→ **PAGE EXCERPT**:

======

You will notice that every single player is from the eastern conference. The reason for this is that the eastern conference is a more offensive conference. Taking a look at the top 10 players in OppGA20 will show the opposite.

Player Team OppGF20
Marcus Kruger Chicago 0.719
Jamal Mayers Chicago 0.720
Mark Letestu Columbus 0.721
Andrew Brunette Chicago 0.723
Andrew Cogliano Anaheim 0.723
Viktor Stalberg Chicago 0.724
Matt Halischuk Nashville 0.724
Kyle Chipchura Phoenix 0.724
Matt Belesky Anaheim 0.724
Cory Emmerton Detroit 0.724

Now, what happens when we look at OppGF%?

Player Team OppGF%
Mike Fisher Nashville 51.6%
Martin Havlat San Jose 51.4%
Vaclav Prospal Columbus 51.3%
Mike Cammalleri Calgary 51.3%
Martin Erat Nashville 51.3%
Sergei Kostitsyn Nashville 51.3%
Dave Bolland Chicago 51.2%
Rick Nash Columbus 51.2%
Travis Moen Montreal 51.0%
Patrick Marleau San Jose 51.0%

There are predominantly western conference teams with a couple of eastern conference players mixed in. The reason for this western conference bias is that the western conference was the better conference and thus it makes sense that the QoC would be tougher for western conference players.

======

→ **DATA FOR REVIEW**:
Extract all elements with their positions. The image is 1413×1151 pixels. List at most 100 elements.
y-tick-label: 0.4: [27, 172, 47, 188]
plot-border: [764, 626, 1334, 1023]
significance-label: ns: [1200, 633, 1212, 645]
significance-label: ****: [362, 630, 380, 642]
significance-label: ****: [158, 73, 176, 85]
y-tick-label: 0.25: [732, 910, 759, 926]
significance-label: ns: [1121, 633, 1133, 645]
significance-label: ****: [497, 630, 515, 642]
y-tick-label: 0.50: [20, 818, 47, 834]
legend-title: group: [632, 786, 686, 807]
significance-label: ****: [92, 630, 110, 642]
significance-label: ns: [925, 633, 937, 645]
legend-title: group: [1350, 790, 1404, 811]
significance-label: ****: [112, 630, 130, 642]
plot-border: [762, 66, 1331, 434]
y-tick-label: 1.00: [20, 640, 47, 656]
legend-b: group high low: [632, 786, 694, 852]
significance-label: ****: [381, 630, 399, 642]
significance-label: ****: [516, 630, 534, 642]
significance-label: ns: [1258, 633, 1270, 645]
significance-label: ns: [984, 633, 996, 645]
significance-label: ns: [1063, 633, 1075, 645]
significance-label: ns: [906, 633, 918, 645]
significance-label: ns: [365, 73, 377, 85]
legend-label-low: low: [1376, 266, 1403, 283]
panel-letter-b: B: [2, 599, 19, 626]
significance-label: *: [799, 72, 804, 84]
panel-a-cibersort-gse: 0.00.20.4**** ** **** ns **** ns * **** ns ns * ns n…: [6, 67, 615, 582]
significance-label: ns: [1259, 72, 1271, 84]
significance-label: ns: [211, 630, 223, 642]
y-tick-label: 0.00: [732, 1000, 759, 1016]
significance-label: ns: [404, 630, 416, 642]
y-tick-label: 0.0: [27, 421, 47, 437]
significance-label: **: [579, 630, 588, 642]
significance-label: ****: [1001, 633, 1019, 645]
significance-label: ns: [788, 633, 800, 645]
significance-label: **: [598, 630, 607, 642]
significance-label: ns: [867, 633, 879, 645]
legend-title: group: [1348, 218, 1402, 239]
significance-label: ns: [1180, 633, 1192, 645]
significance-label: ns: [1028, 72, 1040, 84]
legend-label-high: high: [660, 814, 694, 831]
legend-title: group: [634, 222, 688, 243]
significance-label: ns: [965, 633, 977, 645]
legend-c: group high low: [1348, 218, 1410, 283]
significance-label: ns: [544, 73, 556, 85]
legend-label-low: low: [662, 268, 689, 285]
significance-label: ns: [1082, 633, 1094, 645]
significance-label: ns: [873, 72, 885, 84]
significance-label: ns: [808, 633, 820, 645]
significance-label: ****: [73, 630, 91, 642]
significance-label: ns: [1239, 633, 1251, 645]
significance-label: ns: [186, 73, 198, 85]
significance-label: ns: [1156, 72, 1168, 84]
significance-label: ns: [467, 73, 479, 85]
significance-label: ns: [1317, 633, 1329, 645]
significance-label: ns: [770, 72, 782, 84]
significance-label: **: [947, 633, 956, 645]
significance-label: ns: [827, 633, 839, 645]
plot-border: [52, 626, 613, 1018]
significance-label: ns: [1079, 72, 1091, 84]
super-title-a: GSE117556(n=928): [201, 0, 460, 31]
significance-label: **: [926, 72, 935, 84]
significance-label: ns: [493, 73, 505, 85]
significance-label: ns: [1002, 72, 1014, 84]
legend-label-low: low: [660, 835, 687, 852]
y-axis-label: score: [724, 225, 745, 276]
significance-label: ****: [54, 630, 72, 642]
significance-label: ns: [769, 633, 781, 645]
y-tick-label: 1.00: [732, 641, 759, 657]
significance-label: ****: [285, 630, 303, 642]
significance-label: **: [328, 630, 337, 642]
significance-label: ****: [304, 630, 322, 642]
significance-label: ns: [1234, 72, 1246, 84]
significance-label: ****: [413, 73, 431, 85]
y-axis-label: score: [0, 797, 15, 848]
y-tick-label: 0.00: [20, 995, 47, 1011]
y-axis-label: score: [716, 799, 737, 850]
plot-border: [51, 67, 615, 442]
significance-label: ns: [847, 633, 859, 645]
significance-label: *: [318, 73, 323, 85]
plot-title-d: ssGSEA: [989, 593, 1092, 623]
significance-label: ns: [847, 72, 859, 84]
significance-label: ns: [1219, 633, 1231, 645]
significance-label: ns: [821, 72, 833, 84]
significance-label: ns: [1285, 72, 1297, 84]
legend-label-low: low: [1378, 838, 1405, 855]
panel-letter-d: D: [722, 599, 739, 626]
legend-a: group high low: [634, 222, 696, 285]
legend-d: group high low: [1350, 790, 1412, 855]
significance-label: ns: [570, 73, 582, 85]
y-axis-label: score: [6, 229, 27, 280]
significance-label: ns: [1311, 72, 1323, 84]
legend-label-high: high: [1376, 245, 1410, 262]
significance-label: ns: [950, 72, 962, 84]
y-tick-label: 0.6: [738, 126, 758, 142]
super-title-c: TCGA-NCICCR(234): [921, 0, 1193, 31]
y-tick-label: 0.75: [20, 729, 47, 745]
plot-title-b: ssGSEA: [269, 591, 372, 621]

======

→ **WHAT IS EXPECTED**:
Answer these questions using the hockey statistics text:
1. Which team is listed for Marcus Kruger, and what number appears beside his name?
2. What OppGF% is listed for Mike Fisher?
3. Which conference does the text call the better conference?
The lines have no connection to the hockey statistics text.

→ **ANSWER SPACE**:
1. Chicago, 0.719
2. 51.6%
3. The western conference